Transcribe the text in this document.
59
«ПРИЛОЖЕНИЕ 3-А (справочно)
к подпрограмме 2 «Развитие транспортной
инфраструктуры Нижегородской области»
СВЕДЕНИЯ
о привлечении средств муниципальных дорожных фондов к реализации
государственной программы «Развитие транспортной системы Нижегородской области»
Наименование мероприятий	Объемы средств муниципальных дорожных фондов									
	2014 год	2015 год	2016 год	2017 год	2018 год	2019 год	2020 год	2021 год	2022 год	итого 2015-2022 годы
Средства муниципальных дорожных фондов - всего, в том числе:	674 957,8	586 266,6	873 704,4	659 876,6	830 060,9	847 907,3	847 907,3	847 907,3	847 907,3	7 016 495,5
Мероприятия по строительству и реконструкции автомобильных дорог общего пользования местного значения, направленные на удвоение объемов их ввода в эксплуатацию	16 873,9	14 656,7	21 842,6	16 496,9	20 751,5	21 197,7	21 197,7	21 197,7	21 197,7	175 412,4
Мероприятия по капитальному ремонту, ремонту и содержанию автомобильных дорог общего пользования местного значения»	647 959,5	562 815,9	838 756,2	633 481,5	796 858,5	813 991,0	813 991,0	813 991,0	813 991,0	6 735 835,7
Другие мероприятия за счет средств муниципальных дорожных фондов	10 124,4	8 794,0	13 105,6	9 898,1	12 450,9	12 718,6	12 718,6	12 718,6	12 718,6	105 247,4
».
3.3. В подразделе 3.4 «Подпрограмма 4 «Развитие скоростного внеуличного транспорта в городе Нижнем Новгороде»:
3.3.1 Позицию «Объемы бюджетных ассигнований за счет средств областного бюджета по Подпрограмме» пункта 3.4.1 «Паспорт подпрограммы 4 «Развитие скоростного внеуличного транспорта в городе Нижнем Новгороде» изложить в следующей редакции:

> Problem requirements: Output all of the material exactly as written.

> Output below:
Transcribe the text in this document.
59
«ПРИЛОЖЕНИЕ 3-А (справочно)
к подпрограмме 2 «Развитие транспортной
инфраструктуры Нижегородской области»
СВЕДЕНИЯ
о привлечении средств муниципальных дорожных фондов к реализации
государственной программы «Развитие транспортной системы Нижегородской области»
Наименование мероприятий	Объемы средств муниципальных дорожных фондов									
	2014 год	2015 год	2016 год	2017 год	2018 год	2019 год	2020 год	2021 год	2022 год	итого 2015-2022 годы
Средства муниципальных дорожных фондов - всего, в том числе:	674 957,8	586 266,6	873 704,4	659 876,6	830 060,9	847 907,3	847 907,3	847 907,3	847 907,3	7 016 495,5
Мероприятия по строительству и реконструкции автомобильных дорог общего пользования местного значения, направленные на удвоение объемов их ввода в эксплуатацию	16 873,9	14 656,7	21 842,6	16 496,9	20 751,5	21 197,7	21 197,7	21 197,7	21 197,7	175 412,4
Мероприятия по капитальному ремонту, ремонту и содержанию автомобильных дорог общего пользования местного значения»	647 959,5	562 815,9	838 756,2	633 481,5	796 858,5	813 991,0	813 991,0	813 991,0	813 991,0	6 735 835,7
Другие мероприятия за счет средств муниципальных дорожных фондов	10 124,4	8 794,0	13 105,6	9 898,1	12 450,9	12 718,6	12 718,6	12 718,6	12 718,6	105 247,4
».
3.3. В подразделе 3.4 «Подпрограмма 4 «Развитие скоростного внеуличного транспорта в городе Нижнем Новгороде»:
3.3.1 Позицию «Объемы бюджетных ассигнований за счет средств областного бюджета по Подпрограмме» пункта 3.4.1 «Паспорт подпрограммы 4 «Развитие скоростного внеуличного транспорта в городе Нижнем Новгороде» изложить в следующей редакции:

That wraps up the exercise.